§ Challenge
Every line below that mentions the word "Confidence" should be copied out.

§ Provided records
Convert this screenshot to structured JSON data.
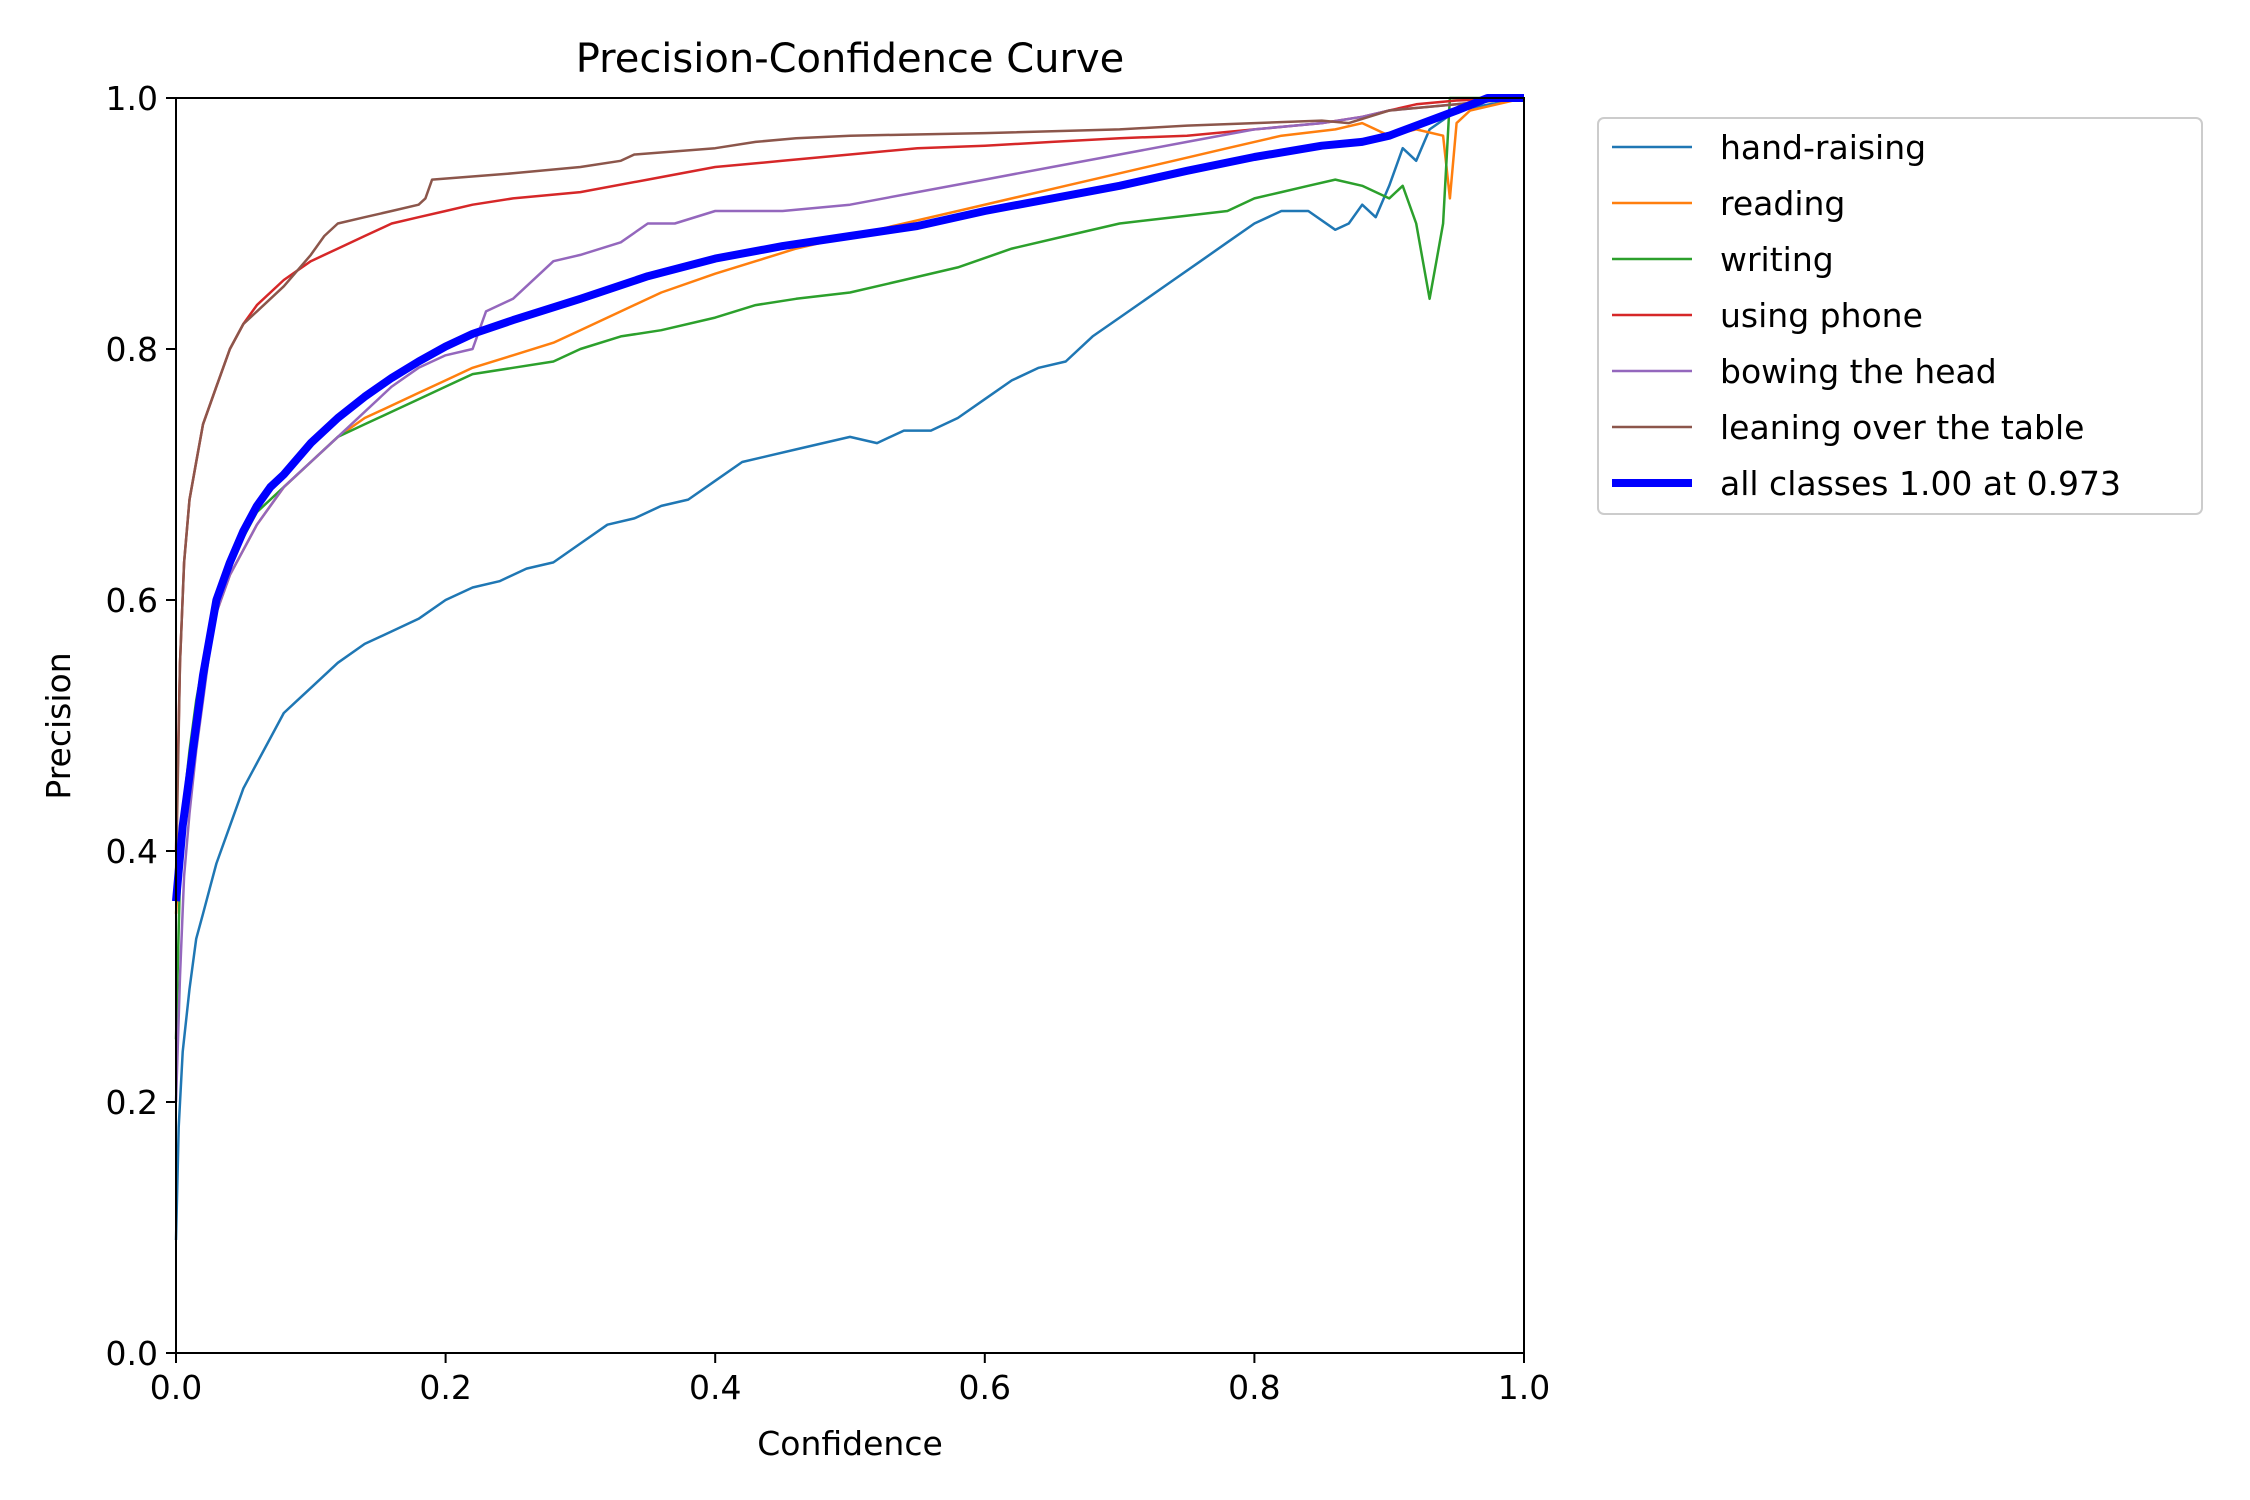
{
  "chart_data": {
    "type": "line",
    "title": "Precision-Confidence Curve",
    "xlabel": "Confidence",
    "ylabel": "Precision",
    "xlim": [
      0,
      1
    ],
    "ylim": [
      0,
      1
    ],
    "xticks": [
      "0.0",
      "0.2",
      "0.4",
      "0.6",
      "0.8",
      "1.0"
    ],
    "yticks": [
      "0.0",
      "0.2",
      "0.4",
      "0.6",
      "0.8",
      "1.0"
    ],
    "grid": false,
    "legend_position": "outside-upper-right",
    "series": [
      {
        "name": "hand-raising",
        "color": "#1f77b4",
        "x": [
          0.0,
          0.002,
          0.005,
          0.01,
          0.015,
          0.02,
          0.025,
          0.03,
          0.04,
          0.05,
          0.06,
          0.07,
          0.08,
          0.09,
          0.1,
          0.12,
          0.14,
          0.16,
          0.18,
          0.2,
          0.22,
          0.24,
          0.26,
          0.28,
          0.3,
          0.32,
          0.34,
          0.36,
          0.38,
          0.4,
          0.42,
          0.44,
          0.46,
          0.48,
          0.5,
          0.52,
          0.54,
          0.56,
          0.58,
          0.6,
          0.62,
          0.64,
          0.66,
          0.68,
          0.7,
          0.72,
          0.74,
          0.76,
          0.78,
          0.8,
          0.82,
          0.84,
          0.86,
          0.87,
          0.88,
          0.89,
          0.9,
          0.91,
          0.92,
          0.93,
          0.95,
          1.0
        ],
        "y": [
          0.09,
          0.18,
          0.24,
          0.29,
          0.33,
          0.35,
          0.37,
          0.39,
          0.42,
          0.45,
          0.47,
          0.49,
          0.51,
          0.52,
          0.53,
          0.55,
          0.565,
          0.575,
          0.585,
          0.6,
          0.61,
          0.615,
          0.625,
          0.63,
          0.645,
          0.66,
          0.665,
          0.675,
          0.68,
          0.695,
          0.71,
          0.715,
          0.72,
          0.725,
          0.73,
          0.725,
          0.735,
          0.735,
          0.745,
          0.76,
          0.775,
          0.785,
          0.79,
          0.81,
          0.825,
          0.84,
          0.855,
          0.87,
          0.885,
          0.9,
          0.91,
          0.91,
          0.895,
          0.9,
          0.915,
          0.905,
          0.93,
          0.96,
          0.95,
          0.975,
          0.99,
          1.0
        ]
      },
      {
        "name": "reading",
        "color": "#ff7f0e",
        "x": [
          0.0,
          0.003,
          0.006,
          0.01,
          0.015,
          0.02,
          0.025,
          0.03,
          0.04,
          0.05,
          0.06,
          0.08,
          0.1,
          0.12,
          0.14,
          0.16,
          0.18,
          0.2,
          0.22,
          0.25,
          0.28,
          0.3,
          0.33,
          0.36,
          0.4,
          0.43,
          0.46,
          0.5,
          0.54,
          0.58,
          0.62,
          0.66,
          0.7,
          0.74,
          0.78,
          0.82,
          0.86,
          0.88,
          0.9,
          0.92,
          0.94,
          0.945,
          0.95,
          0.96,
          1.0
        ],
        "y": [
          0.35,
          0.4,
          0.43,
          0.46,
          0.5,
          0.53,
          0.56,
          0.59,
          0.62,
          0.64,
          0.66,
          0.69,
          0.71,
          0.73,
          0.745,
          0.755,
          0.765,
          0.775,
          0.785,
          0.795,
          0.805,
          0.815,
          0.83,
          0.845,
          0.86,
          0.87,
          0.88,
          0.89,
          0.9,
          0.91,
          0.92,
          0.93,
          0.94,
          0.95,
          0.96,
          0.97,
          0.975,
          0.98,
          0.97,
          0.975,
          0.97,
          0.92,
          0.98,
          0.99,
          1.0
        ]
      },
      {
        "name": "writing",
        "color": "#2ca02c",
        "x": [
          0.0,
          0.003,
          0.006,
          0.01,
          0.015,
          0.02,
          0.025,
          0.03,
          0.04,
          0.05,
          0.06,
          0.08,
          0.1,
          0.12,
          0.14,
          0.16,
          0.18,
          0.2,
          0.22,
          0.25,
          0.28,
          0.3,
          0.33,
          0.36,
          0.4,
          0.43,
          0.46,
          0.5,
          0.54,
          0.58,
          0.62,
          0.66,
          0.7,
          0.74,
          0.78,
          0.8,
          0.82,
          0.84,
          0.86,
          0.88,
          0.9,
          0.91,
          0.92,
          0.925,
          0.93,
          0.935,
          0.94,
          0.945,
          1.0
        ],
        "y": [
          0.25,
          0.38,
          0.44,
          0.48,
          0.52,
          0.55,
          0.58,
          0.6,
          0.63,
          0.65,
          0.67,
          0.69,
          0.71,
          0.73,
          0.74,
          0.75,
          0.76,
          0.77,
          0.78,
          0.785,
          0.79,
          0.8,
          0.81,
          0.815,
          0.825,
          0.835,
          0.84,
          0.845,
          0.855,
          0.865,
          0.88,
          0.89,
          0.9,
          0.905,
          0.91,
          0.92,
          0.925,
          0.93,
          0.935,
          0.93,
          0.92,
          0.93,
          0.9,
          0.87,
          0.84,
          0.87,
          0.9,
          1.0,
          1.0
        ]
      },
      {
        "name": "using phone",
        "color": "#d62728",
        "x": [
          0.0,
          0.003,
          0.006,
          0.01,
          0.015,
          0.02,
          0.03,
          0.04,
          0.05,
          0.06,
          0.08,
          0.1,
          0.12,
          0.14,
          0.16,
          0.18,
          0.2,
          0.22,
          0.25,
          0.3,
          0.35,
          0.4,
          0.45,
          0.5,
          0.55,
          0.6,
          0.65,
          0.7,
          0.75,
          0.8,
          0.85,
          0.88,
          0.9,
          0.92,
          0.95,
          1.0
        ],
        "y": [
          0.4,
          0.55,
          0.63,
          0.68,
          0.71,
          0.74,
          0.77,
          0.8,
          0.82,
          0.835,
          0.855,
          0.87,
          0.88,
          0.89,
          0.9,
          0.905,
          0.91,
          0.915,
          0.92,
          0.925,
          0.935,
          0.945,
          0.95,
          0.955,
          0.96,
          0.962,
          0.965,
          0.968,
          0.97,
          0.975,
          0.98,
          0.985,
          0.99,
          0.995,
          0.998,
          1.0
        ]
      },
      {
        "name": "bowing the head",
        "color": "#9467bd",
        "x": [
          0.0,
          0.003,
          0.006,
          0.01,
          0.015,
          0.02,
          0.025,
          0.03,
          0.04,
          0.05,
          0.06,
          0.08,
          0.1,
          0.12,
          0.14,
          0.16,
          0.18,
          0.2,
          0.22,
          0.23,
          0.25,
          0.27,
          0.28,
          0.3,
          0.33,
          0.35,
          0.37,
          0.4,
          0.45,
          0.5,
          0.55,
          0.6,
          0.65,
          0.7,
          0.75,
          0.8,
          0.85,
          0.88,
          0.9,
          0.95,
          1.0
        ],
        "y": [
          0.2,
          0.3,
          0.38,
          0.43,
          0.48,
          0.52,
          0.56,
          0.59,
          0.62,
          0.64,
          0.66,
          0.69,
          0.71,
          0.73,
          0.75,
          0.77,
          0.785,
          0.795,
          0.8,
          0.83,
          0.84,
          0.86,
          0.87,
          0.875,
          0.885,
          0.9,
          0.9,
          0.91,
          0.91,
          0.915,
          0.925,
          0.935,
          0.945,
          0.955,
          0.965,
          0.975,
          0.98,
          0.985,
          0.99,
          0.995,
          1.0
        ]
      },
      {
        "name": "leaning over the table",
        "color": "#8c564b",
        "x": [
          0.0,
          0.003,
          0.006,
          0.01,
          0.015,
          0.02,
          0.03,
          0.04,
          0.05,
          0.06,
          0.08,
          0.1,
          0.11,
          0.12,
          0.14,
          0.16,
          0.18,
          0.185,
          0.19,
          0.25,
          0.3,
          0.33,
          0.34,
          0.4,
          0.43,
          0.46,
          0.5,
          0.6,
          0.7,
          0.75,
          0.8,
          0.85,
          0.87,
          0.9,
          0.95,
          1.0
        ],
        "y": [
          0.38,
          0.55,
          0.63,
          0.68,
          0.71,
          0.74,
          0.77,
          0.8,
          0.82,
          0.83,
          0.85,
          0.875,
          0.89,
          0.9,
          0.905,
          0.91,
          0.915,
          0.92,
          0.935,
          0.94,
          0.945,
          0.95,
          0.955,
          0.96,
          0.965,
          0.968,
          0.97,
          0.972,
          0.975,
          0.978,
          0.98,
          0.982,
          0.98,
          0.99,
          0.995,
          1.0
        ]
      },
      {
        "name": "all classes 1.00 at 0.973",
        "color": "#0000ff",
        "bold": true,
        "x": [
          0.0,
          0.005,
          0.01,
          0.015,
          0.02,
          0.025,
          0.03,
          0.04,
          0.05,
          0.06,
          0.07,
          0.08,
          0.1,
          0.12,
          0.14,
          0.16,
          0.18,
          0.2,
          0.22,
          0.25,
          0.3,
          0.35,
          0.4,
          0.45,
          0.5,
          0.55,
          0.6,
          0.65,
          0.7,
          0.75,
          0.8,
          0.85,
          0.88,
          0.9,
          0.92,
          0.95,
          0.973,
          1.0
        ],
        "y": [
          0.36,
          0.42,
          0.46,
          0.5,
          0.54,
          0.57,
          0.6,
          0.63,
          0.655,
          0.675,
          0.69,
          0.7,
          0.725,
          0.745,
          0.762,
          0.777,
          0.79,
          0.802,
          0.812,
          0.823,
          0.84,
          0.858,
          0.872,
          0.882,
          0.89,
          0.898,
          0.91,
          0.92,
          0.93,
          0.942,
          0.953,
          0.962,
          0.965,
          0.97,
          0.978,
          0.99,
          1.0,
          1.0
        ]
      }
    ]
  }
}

§ Solution below
    "title": "Precision-Confidence Curve",
    "xlabel": "Confidence",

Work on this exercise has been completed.